"""

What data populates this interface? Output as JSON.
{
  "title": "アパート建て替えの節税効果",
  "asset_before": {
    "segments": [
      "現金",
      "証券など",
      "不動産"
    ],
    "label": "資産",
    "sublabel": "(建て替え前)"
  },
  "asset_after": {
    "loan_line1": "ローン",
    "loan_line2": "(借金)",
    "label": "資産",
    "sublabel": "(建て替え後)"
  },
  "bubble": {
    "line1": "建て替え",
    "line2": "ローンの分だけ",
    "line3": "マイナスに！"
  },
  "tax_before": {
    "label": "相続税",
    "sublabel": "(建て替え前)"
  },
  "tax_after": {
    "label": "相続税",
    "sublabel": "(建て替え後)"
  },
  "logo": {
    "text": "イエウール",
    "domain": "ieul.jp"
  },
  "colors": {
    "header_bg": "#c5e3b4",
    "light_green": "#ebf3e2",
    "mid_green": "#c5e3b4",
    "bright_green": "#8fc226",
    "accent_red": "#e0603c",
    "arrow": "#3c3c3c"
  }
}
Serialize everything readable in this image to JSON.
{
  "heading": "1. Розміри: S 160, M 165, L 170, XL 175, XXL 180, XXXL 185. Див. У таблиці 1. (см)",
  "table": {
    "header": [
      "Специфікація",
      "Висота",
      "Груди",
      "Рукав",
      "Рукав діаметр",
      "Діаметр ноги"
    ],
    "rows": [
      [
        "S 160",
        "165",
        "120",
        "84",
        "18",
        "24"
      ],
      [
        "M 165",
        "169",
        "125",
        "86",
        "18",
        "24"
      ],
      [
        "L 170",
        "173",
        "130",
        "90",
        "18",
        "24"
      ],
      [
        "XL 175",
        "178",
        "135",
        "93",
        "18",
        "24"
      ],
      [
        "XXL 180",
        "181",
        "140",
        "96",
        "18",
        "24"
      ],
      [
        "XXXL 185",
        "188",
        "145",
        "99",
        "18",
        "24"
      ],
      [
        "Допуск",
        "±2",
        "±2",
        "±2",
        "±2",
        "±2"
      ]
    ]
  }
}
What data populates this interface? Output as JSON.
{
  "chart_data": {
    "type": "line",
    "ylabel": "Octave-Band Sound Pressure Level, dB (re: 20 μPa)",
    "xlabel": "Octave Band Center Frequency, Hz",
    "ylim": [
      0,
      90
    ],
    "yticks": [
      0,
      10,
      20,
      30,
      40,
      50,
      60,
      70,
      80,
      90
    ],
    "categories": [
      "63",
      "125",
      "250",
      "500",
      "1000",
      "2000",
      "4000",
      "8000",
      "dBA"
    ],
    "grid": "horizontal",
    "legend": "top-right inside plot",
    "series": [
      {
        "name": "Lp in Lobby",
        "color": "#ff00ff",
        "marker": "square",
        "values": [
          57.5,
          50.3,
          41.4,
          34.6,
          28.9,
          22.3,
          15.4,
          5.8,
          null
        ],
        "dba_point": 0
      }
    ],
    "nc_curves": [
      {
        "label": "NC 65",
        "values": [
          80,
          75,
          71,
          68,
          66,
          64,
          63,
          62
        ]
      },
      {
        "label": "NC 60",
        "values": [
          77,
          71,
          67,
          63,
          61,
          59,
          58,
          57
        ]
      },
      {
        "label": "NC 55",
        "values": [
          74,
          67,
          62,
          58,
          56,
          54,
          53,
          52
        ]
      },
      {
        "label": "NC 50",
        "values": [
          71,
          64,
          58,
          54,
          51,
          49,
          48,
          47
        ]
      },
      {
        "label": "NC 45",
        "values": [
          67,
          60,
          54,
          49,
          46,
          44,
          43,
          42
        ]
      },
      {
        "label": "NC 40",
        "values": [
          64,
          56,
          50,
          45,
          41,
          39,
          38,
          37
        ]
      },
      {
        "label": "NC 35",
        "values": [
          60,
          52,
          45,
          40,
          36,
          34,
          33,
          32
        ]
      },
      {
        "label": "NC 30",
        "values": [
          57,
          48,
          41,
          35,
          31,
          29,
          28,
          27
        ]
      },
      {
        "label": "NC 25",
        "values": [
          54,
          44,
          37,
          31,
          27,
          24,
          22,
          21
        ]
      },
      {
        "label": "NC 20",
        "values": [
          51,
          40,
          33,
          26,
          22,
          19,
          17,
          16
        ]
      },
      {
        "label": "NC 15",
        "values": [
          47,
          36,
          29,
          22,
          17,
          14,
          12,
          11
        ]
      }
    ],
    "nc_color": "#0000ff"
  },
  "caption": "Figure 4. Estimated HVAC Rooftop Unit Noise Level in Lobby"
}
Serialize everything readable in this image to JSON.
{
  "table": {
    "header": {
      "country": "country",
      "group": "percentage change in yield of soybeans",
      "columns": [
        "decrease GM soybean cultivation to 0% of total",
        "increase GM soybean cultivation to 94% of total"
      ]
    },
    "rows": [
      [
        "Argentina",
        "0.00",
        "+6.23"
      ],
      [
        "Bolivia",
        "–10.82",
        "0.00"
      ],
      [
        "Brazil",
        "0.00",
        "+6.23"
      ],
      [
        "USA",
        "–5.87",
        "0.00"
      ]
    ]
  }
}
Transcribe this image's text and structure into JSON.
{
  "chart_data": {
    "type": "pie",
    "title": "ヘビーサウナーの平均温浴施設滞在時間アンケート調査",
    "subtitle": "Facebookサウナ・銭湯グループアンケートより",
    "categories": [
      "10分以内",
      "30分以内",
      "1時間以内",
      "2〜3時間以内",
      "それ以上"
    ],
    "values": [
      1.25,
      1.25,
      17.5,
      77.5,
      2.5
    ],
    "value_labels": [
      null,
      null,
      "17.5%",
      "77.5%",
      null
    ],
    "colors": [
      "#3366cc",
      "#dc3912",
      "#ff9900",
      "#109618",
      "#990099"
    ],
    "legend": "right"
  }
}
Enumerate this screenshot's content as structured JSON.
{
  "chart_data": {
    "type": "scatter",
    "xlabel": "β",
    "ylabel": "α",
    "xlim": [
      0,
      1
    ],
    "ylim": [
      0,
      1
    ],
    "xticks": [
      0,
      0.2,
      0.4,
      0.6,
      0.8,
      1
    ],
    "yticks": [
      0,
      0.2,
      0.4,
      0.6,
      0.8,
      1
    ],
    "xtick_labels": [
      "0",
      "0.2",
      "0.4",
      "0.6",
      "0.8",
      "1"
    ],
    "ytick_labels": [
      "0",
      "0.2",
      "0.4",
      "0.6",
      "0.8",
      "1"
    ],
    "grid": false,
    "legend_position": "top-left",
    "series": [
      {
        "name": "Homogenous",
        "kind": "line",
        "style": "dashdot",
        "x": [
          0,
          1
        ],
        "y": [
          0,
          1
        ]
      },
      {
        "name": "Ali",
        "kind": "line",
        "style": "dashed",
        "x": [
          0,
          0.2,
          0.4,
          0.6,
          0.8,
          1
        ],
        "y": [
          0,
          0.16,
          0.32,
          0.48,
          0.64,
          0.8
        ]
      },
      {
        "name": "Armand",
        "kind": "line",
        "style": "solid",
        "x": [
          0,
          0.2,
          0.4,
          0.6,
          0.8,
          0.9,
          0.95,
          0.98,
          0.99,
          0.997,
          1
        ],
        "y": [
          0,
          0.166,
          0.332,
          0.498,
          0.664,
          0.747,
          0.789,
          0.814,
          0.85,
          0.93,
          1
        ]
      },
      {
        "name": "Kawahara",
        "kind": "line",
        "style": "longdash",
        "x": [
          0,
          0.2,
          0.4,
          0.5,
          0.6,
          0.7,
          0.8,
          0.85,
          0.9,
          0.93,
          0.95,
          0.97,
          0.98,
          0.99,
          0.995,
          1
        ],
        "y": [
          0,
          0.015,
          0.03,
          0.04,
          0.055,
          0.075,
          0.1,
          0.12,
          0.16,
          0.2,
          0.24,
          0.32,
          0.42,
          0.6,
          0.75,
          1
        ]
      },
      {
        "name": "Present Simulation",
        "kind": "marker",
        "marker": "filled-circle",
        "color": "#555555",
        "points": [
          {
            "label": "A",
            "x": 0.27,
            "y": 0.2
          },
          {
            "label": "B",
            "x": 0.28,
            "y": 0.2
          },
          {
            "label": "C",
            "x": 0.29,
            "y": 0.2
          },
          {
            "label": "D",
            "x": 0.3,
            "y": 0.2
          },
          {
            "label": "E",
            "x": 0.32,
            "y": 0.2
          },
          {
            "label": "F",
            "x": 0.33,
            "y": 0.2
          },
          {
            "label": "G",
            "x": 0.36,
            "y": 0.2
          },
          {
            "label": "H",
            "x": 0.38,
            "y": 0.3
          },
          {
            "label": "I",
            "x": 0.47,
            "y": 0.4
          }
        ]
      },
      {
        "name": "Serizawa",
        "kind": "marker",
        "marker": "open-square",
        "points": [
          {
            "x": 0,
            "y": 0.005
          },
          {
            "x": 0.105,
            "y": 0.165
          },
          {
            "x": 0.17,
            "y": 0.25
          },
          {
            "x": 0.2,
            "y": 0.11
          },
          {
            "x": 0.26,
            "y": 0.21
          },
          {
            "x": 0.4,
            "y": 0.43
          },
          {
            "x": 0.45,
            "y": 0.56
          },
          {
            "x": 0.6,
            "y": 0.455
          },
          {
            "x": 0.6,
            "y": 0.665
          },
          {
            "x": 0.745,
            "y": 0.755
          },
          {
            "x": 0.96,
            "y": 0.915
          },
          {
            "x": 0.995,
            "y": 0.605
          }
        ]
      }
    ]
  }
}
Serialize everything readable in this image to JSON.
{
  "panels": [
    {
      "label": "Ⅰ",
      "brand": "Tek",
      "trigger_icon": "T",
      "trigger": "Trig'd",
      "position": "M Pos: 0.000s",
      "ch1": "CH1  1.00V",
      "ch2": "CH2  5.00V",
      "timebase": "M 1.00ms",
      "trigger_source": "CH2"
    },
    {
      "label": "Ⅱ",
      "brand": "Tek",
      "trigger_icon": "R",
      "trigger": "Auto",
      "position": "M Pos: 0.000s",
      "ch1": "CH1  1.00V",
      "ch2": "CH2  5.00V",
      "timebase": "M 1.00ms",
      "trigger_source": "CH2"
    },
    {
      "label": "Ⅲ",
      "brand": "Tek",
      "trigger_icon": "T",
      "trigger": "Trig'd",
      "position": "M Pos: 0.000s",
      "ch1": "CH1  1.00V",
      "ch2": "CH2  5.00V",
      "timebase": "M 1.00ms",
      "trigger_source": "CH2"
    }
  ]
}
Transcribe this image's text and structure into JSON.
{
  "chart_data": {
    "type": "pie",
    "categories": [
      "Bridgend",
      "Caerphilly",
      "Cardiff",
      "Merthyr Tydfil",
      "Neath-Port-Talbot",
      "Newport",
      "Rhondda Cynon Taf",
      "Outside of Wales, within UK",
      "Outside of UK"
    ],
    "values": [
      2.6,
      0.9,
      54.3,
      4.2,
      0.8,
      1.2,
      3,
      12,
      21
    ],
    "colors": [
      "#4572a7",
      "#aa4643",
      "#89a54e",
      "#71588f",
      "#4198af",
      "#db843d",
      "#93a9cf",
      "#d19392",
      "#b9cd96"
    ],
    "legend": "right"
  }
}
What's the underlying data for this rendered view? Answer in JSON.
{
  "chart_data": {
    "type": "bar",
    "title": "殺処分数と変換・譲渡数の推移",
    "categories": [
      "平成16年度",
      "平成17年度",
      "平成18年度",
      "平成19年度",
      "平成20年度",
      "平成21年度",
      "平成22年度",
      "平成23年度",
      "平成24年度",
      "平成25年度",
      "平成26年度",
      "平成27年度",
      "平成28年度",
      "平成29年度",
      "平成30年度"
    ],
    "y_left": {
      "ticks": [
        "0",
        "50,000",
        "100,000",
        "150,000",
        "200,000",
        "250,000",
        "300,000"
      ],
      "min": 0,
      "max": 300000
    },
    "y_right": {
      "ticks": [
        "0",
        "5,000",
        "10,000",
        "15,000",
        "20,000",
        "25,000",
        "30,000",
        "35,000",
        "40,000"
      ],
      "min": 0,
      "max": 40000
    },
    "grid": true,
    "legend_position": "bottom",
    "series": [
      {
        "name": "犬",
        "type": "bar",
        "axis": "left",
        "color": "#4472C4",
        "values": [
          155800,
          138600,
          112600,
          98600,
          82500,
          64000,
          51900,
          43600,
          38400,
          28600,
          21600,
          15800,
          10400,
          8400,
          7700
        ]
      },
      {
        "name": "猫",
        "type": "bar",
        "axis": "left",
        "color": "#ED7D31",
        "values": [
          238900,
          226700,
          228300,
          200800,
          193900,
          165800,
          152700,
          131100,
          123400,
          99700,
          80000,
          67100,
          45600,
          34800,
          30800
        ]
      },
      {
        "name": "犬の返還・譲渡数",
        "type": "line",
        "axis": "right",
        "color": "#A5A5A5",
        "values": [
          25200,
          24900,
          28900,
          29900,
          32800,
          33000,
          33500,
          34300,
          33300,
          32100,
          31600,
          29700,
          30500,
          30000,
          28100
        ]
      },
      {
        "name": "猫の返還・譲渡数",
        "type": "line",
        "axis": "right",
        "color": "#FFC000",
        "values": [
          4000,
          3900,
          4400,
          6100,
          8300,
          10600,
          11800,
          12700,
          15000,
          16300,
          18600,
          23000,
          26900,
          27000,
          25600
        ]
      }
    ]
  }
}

"""

- [Written exercise]
Examine the data above and state how many of its lines contain the word "ylabel", with no further remarks.

- [Answer to this problem]
2